Na síntese do intermediário 5-amino-3-metil-1H-pirazol, geralmente são utilizados
blocos de construção do tipo “CCC” + “NN”, onde o bloco “CCC” provém de compostos
carbonilados 1,3-difuncionalizados e o bloco “NN” da hidrazina (Figura 32) (DIAS, 1996).
A formação do anel pirimidina parte de um princípio muito semelhante ao utilizado para
a formação do anel pirazol, utilizando um composto com dois centros nucleofílicos que irão
reagir, pelo mecanismo de substituição nucleofílica, com um composto que possui dois centros
eletrofílicos separados pela distância de um carbono. No caso, os centros nucleofílicos seriam
os nitrogênios do grupo amino e o N-1 do composto 5-amino-3-metil-1H-pirazol. Por sua vez,
dois diferentes compostos poderiam ser utilizados como centros eletrofílicos, um para obtenção
dos derivados arilamino (LQM1 e LQM2) e outro para obtenção dos derivados arilamido
(LQM3 e LQM4).
Na rota de obtenção dos derivados arilamino (LQM1 e LQM2) é apropriado a utilização
do reagente acetoacetato de etila (HORI, SAITO, MIDORIKAWA, 1970; ELNAGDI &
ERIAN, 1990). A literatura descreve que a reação de ciclocondensação de 5-amino-3-metil-
1H-pirazol com acetoacetato de etila, em meio básico, fornece o anel pirazolo[1,5-a]pirimidina
com um substituinte hidroxila na posição C-5 (SHIN et al., 2012). A substituição da hidroxila
por cloro pode ser obtida por reação deste com oxicloreto de fósforo (POCl3). Por fim, os
compostos LQM1 e LQM2 poderão ser obtidos por reação de substituição nucleofílica
aromática entre o derivado clorado e a amina correspondente (Figura 32).

● **Registros de origem**:
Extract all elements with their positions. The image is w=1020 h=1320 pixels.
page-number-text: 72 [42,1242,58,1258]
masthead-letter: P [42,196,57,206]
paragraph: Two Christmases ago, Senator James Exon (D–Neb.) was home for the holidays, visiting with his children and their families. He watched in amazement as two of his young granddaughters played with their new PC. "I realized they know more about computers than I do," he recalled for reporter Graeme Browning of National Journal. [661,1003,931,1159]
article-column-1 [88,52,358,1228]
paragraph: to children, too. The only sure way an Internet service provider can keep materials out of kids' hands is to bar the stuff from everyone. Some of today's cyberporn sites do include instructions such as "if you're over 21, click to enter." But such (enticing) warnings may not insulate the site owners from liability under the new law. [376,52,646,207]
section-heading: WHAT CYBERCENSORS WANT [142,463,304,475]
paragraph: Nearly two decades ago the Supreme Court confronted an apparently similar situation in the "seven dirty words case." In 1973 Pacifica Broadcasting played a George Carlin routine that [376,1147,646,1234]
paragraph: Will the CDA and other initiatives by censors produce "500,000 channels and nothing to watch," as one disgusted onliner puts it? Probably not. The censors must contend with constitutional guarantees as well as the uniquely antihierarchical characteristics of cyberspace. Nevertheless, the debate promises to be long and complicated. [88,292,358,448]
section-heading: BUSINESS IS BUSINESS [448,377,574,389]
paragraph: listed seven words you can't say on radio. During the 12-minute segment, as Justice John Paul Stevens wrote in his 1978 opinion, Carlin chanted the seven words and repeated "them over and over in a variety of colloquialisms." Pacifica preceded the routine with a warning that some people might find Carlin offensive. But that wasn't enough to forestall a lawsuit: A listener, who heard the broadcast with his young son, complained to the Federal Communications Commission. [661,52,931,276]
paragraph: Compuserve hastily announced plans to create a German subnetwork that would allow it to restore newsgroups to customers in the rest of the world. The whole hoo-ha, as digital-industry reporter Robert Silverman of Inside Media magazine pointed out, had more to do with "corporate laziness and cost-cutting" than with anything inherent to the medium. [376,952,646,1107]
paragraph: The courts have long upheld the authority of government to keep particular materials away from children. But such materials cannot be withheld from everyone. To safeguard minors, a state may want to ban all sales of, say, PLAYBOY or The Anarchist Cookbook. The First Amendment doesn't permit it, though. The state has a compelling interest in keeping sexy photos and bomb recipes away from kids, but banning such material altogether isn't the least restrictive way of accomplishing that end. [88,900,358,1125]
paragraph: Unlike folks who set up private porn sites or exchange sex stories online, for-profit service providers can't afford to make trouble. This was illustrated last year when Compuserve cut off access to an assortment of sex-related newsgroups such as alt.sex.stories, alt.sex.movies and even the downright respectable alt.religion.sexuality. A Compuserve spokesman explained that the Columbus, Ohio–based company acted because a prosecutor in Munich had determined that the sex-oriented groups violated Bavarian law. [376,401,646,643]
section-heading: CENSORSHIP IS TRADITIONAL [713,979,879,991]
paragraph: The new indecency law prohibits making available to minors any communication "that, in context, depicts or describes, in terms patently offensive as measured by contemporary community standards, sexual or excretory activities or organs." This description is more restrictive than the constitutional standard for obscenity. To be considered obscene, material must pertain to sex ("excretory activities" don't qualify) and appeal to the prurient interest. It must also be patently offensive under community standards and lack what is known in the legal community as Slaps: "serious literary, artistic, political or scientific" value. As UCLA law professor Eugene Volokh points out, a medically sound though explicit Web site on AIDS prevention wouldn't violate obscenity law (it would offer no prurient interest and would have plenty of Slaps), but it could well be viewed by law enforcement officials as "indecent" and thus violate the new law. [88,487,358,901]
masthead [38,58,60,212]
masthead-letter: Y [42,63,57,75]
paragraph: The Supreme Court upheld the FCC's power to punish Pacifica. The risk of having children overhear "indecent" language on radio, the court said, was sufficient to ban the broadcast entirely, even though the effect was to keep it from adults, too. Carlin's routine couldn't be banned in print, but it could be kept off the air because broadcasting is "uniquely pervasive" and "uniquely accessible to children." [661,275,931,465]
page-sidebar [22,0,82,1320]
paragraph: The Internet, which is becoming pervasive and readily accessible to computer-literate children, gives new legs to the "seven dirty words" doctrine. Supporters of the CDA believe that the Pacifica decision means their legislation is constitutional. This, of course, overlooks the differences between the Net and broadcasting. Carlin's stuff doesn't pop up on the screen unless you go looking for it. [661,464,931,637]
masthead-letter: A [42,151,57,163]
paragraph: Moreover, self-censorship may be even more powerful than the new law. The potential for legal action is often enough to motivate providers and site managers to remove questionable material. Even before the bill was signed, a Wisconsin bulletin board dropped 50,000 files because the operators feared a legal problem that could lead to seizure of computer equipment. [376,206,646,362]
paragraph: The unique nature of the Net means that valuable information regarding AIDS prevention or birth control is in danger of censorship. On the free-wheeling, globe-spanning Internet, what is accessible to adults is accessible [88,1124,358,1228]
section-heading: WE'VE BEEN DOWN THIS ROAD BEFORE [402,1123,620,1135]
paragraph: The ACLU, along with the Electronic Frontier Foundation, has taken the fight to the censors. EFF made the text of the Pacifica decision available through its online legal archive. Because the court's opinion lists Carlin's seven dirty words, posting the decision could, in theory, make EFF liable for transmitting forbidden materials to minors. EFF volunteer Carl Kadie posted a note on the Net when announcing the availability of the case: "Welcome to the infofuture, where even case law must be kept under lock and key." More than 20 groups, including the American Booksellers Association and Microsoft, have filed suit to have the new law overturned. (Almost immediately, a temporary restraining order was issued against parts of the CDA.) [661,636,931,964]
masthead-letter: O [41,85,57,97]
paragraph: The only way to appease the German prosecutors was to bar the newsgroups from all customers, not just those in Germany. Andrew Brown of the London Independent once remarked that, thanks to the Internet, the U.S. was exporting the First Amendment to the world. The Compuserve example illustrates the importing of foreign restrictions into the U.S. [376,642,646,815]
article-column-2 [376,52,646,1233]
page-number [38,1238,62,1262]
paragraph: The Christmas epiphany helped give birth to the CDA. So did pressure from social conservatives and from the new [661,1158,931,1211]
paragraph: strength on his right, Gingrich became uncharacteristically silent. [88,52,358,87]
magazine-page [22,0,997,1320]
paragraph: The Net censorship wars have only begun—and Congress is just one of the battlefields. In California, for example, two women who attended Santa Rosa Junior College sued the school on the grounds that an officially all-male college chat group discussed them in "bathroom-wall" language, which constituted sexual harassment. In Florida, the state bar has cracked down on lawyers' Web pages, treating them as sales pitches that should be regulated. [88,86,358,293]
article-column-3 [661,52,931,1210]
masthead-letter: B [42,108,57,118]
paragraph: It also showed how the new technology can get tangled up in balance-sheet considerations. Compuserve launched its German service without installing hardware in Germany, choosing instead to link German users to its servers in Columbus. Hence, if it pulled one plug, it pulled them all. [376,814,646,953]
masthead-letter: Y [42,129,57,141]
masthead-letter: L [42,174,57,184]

● **Tarefa**: Liste todas as referências bibliográficas citadas no trecho sobre a síntese do anel pirazolo[1,5-a]pirimidina, com autores e ano como aparecem. Os registros não são necessários para realizar a tarefa.

● **Resposta**:
- DIAS, 1996
- HORI, SAITO, MIDORIKAWA, 1970
- ELNAGDI & ERIAN, 1990
- SHIN et al., 2012